-- start --
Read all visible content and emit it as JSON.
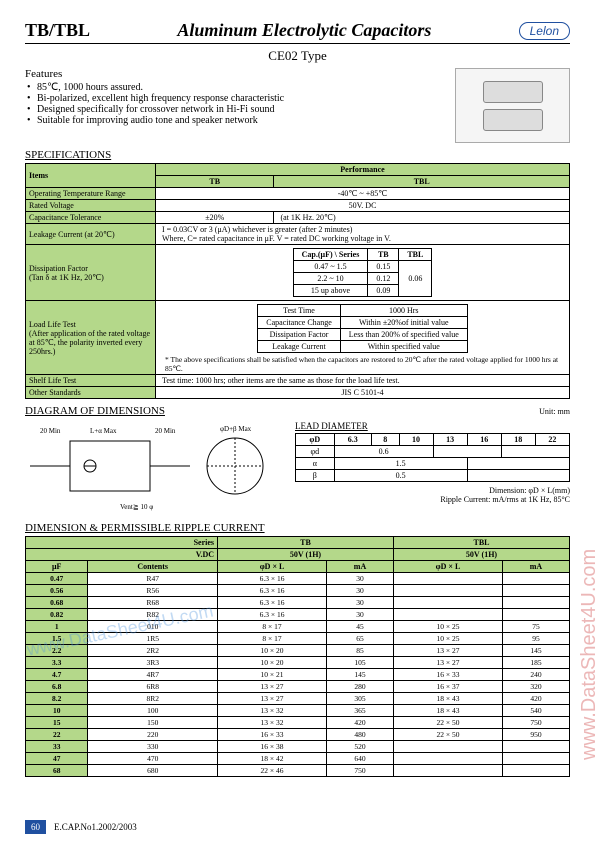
{
  "header": {
    "left": "TB/TBL",
    "title": "Aluminum Electrolytic Capacitors",
    "logo": "Lelon"
  },
  "subtype": "CE02 Type",
  "features": {
    "title": "Features",
    "items": [
      "85℃, 1000 hours assured.",
      "Bi-polarized, excellent high frequency response characteristic",
      "Designed specifically for crossover network in Hi-Fi sound",
      "Suitable for improving audio tone and speaker network"
    ]
  },
  "spec_title": "SPECIFICATIONS",
  "spec": {
    "items_label": "Items",
    "perf_label": "Performance",
    "tb": "TB",
    "tbl": "TBL",
    "rows": [
      {
        "item": "Operating Temperature Range",
        "val": "-40℃ ~ +85℃",
        "colspan": 2
      },
      {
        "item": "Rated Voltage",
        "val": "50V.   DC",
        "colspan": 2
      },
      {
        "item": "Capacitance Tolerance",
        "val": "±20%",
        "note": "(at 1K Hz. 20℃)",
        "colspan": 2
      }
    ],
    "leakage": {
      "item": "Leakage Current (at 20℃)",
      "text": "I = 0.03CV or 3 (μA) whichever is greater (after 2 minutes)\nWhere, C= rated capacitance in μF.    V = rated DC working voltage in V."
    },
    "dissipation": {
      "item": "Dissipation Factor\n(Tan δ at 1K Hz, 20℃)",
      "series": "Series",
      "cap": "Cap.(μF)",
      "rows": [
        {
          "cap": "0.47 ~ 1.5",
          "tb": "0.15",
          "tbl": "0.06"
        },
        {
          "cap": "2.2 ~ 10",
          "tb": "0.12",
          "tbl": ""
        },
        {
          "cap": "15 up above",
          "tb": "0.09",
          "tbl": ""
        }
      ]
    },
    "loadlife": {
      "item": "Load Life Test\n(After application of the rated voltage at 85℃, the polarity inverted every 250hrs.)",
      "rows": [
        [
          "Test Time",
          "1000 Hrs"
        ],
        [
          "Capacitance Change",
          "Within ±20%of initial value"
        ],
        [
          "Dissipation Factor",
          "Less than 200% of specified value"
        ],
        [
          "Leakage Current",
          "Within specified value"
        ]
      ],
      "note": "* The above specifications shall be satisfied when the capacitors are restored to 20℃ after the rated voltage applied for 1000 hrs at 85℃."
    },
    "shelf": {
      "item": "Shelf Life Test",
      "val": "Test time: 1000 hrs; other items are the same as those for the load life test."
    },
    "other": {
      "item": "Other Standards",
      "val": "JIS C 5101-4"
    }
  },
  "dim_title": "DIAGRAM OF DIMENSIONS",
  "dim_unit": "Unit: mm",
  "dim_labels": {
    "a": "20 Min",
    "b": "L+α Max",
    "c": "20 Min",
    "d": "φD+β Max",
    "vent": "Vent≧ 10 φ"
  },
  "lead": {
    "title": "LEAD DIAMETER",
    "headers": [
      "φD",
      "6.3",
      "8",
      "10",
      "13",
      "16",
      "18",
      "22"
    ],
    "rows": [
      [
        "φd",
        "0.6",
        "",
        "",
        "0.8",
        "",
        "1.0"
      ],
      [
        "α",
        "1.5",
        "",
        "",
        "2.0",
        "",
        ""
      ],
      [
        "β",
        "0.5",
        "",
        "",
        "1.0",
        "",
        ""
      ]
    ],
    "dim_note": "Dimension: φD × L(mm)",
    "ripple_note": "Ripple Current: mA/rms at 1K Hz, 85°C"
  },
  "ripple_title": "DIMENSION & PERMISSIBLE RIPPLE CURRENT",
  "ripple": {
    "series": "Series",
    "vdc": "V.DC",
    "tb50": "50V (1H)",
    "tbl50": "50V (1H)",
    "uf": "μF",
    "contents": "Contents",
    "phiDL": "φD × L",
    "ma": "mA",
    "rows": [
      {
        "uf": "0.47",
        "c": "R47",
        "tb_d": "6.3 × 16",
        "tb_ma": "30",
        "tbl_d": "",
        "tbl_ma": ""
      },
      {
        "uf": "0.56",
        "c": "R56",
        "tb_d": "6.3 × 16",
        "tb_ma": "30",
        "tbl_d": "",
        "tbl_ma": ""
      },
      {
        "uf": "0.68",
        "c": "R68",
        "tb_d": "6.3 × 16",
        "tb_ma": "30",
        "tbl_d": "",
        "tbl_ma": ""
      },
      {
        "uf": "0.82",
        "c": "R82",
        "tb_d": "6.3 × 16",
        "tb_ma": "30",
        "tbl_d": "",
        "tbl_ma": ""
      },
      {
        "uf": "1",
        "c": "010",
        "tb_d": "8 × 17",
        "tb_ma": "45",
        "tbl_d": "10 × 25",
        "tbl_ma": "75"
      },
      {
        "uf": "1.5",
        "c": "1R5",
        "tb_d": "8 × 17",
        "tb_ma": "65",
        "tbl_d": "10 × 25",
        "tbl_ma": "95"
      },
      {
        "uf": "2.2",
        "c": "2R2",
        "tb_d": "10 × 20",
        "tb_ma": "85",
        "tbl_d": "13 × 27",
        "tbl_ma": "145"
      },
      {
        "uf": "3.3",
        "c": "3R3",
        "tb_d": "10 × 20",
        "tb_ma": "105",
        "tbl_d": "13 × 27",
        "tbl_ma": "185"
      },
      {
        "uf": "4.7",
        "c": "4R7",
        "tb_d": "10 × 21",
        "tb_ma": "145",
        "tbl_d": "16 × 33",
        "tbl_ma": "240"
      },
      {
        "uf": "6.8",
        "c": "6R8",
        "tb_d": "13 × 27",
        "tb_ma": "280",
        "tbl_d": "16 × 37",
        "tbl_ma": "320"
      },
      {
        "uf": "8.2",
        "c": "8R2",
        "tb_d": "13 × 27",
        "tb_ma": "305",
        "tbl_d": "18 × 43",
        "tbl_ma": "420"
      },
      {
        "uf": "10",
        "c": "100",
        "tb_d": "13 × 32",
        "tb_ma": "365",
        "tbl_d": "18 × 43",
        "tbl_ma": "540"
      },
      {
        "uf": "15",
        "c": "150",
        "tb_d": "13 × 32",
        "tb_ma": "420",
        "tbl_d": "22 × 50",
        "tbl_ma": "750"
      },
      {
        "uf": "22",
        "c": "220",
        "tb_d": "16 × 33",
        "tb_ma": "480",
        "tbl_d": "22 × 50",
        "tbl_ma": "950"
      },
      {
        "uf": "33",
        "c": "330",
        "tb_d": "16 × 38",
        "tb_ma": "520",
        "tbl_d": "",
        "tbl_ma": ""
      },
      {
        "uf": "47",
        "c": "470",
        "tb_d": "18 × 42",
        "tb_ma": "640",
        "tbl_d": "",
        "tbl_ma": ""
      },
      {
        "uf": "68",
        "c": "680",
        "tb_d": "22 × 46",
        "tb_ma": "750",
        "tbl_d": "",
        "tbl_ma": ""
      }
    ]
  },
  "footer": {
    "page": "60",
    "doc": "E.CAP.No1.2002/2003"
  },
  "watermarks": {
    "right": "www.DataSheet4U.com",
    "left": "www.DataSheet4U.com"
  },
  "colors": {
    "header_green": "#b4d88a",
    "logo_blue": "#2050a0"
  }
}
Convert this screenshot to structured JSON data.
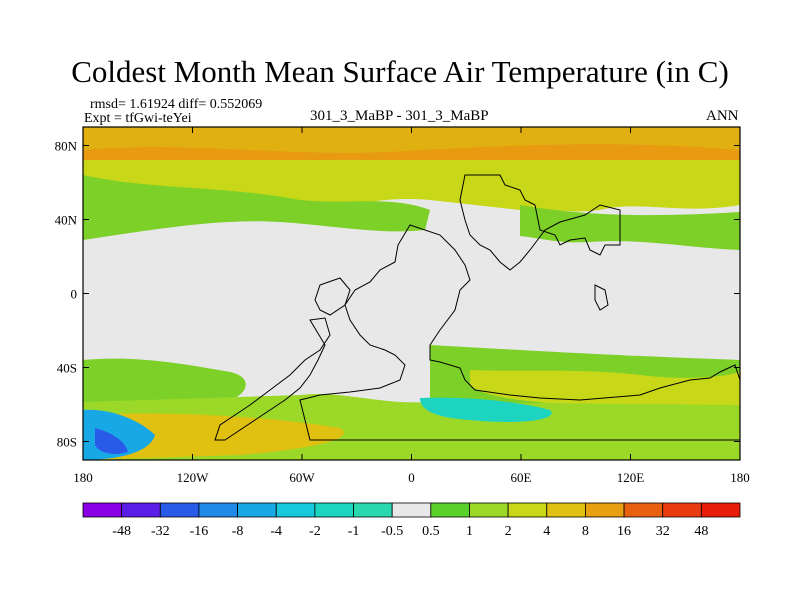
-- end --
■ Your goal ■
Transcribe all of the records above character for character. Exclude the pictures.

■ Result ■
Read all visible content and emit it as JSON.
{
  "header": {
    "left": "TB/TBL",
    "title": "Aluminum Electrolytic Capacitors",
    "logo": "Lelon"
  },
  "subtype": "CE02 Type",
  "features": {
    "title": "Features",
    "items": [
      "85℃, 1000 hours assured.",
      "Bi-polarized, excellent high frequency response characteristic",
      "Designed specifically for crossover network in Hi-Fi sound",
      "Suitable for improving audio tone and speaker network"
    ]
  },
  "spec_title": "SPECIFICATIONS",
  "spec": {
    "items_label": "Items",
    "perf_label": "Performance",
    "tb": "TB",
    "tbl": "TBL",
    "rows": [
      {
        "item": "Operating Temperature Range",
        "val": "-40℃ ~ +85℃",
        "colspan": 2
      },
      {
        "item": "Rated Voltage",
        "val": "50V.   DC",
        "colspan": 2
      },
      {
        "item": "Capacitance Tolerance",
        "val": "±20%",
        "note": "(at 1K Hz. 20℃)",
        "colspan": 2
      }
    ],
    "leakage": {
      "item": "Leakage Current (at 20℃)",
      "text": "I = 0.03CV or 3 (μA) whichever is greater (after 2 minutes)\nWhere, C= rated capacitance in μF.    V = rated DC working voltage in V."
    },
    "dissipation": {
      "item": "Dissipation Factor\n(Tan δ at 1K Hz, 20℃)",
      "series": "Series",
      "cap": "Cap.(μF)",
      "rows": [
        {
          "cap": "0.47 ~ 1.5",
          "tb": "0.15",
          "tbl": "0.06"
        },
        {
          "cap": "2.2 ~ 10",
          "tb": "0.12",
          "tbl": ""
        },
        {
          "cap": "15 up above",
          "tb": "0.09",
          "tbl": ""
        }
      ]
    },
    "loadlife": {
      "item": "Load Life Test\n(After application of the rated voltage at 85℃, the polarity inverted every 250hrs.)",
      "rows": [
        [
          "Test Time",
          "1000 Hrs"
        ],
        [
          "Capacitance Change",
          "Within ±20%of initial value"
        ],
        [
          "Dissipation Factor",
          "Less than 200% of specified value"
        ],
        [
          "Leakage Current",
          "Within specified value"
        ]
      ],
      "note": "* The above specifications shall be satisfied when the capacitors are restored to 20℃ after the rated voltage applied for 1000 hrs at 85℃."
    },
    "shelf": {
      "item": "Shelf Life Test",
      "val": "Test time: 1000 hrs; other items are the same as those for the load life test."
    },
    "other": {
      "item": "Other Standards",
      "val": "JIS C 5101-4"
    }
  },
  "dim_title": "DIAGRAM OF DIMENSIONS",
  "dim_unit": "Unit: mm",
  "dim_labels": {
    "a": "20 Min",
    "b": "L+α Max",
    "c": "20 Min",
    "d": "φD+β Max",
    "vent": "Vent≧ 10 φ"
  },
  "lead": {
    "title": "LEAD DIAMETER",
    "headers": [
      "φD",
      "6.3",
      "8",
      "10",
      "13",
      "16",
      "18",
      "22"
    ],
    "rows": [
      [
        "φd",
        "0.6",
        "",
        "",
        "0.8",
        "",
        "1.0"
      ],
      [
        "α",
        "1.5",
        "",
        "",
        "2.0",
        "",
        ""
      ],
      [
        "β",
        "0.5",
        "",
        "",
        "1.0",
        "",
        ""
      ]
    ],
    "dim_note": "Dimension: φD × L(mm)",
    "ripple_note": "Ripple Current: mA/rms at 1K Hz, 85°C"
  },
  "ripple_title": "DIMENSION & PERMISSIBLE RIPPLE CURRENT",
  "ripple": {
    "series": "Series",
    "vdc": "V.DC",
    "tb50": "50V (1H)",
    "tbl50": "50V (1H)",
    "uf": "μF",
    "contents": "Contents",
    "phiDL": "φD × L",
    "ma": "mA",
    "rows": [
      {
        "uf": "0.47",
        "c": "R47",
        "tb_d": "6.3 × 16",
        "tb_ma": "30",
        "tbl_d": "",
        "tbl_ma": ""
      },
      {
        "uf": "0.56",
        "c": "R56",
        "tb_d": "6.3 × 16",
        "tb_ma": "30",
        "tbl_d": "",
        "tbl_ma": ""
      },
      {
        "uf": "0.68",
        "c": "R68",
        "tb_d": "6.3 × 16",
        "tb_ma": "30",
        "tbl_d": "",
        "tbl_ma": ""
      },
      {
        "uf": "0.82",
        "c": "R82",
        "tb_d": "6.3 × 16",
        "tb_ma": "30",
        "tbl_d": "",
        "tbl_ma": ""
      },
      {
        "uf": "1",
        "c": "010",
        "tb_d": "8 × 17",
        "tb_ma": "45",
        "tbl_d": "10 × 25",
        "tbl_ma": "75"
      },
      {
        "uf": "1.5",
        "c": "1R5",
        "tb_d": "8 × 17",
        "tb_ma": "65",
        "tbl_d": "10 × 25",
        "tbl_ma": "95"
      },
      {
        "uf": "2.2",
        "c": "2R2",
        "tb_d": "10 × 20",
        "tb_ma": "85",
        "tbl_d": "13 × 27",
        "tbl_ma": "145"
      },
      {
        "uf": "3.3",
        "c": "3R3",
        "tb_d": "10 × 20",
        "tb_ma": "105",
        "tbl_d": "13 × 27",
        "tbl_ma": "185"
      },
      {
        "uf": "4.7",
        "c": "4R7",
        "tb_d": "10 × 21",
        "tb_ma": "145",
        "tbl_d": "16 × 33",
        "tbl_ma": "240"
      },
      {
        "uf": "6.8",
        "c": "6R8",
        "tb_d": "13 × 27",
        "tb_ma": "280",
        "tbl_d": "16 × 37",
        "tbl_ma": "320"
      },
      {
        "uf": "8.2",
        "c": "8R2",
        "tb_d": "13 × 27",
        "tb_ma": "305",
        "tbl_d": "18 × 43",
        "tbl_ma": "420"
      },
      {
        "uf": "10",
        "c": "100",
        "tb_d": "13 × 32",
        "tb_ma": "365",
        "tbl_d": "18 × 43",
        "tbl_ma": "540"
      },
      {
        "uf": "15",
        "c": "150",
        "tb_d": "13 × 32",
        "tb_ma": "420",
        "tbl_d": "22 × 50",
        "tbl_ma": "750"
      },
      {
        "uf": "22",
        "c": "220",
        "tb_d": "16 × 33",
        "tb_ma": "480",
        "tbl_d": "22 × 50",
        "tbl_ma": "950"
      },
      {
        "uf": "33",
        "c": "330",
        "tb_d": "16 × 38",
        "tb_ma": "520",
        "tbl_d": "",
        "tbl_ma": ""
      },
      {
        "uf": "47",
        "c": "470",
        "tb_d": "18 × 42",
        "tb_ma": "640",
        "tbl_d": "",
        "tbl_ma": ""
      },
      {
        "uf": "68",
        "c": "680",
        "tb_d": "22 × 46",
        "tb_ma": "750",
        "tbl_d": "",
        "tbl_ma": ""
      }
    ]
  },
  "footer": {
    "page": "60",
    "doc": "E.CAP.No1.2002/2003"
  },
  "watermarks": {
    "right": "www.DataSheet4U.com",
    "left": "www.DataSheet4U.com"
  },
  "colors": {
    "header_green": "#b4d88a",
    "logo_blue": "#2050a0"
  }
}
Convert this screenshot to structured JSON data.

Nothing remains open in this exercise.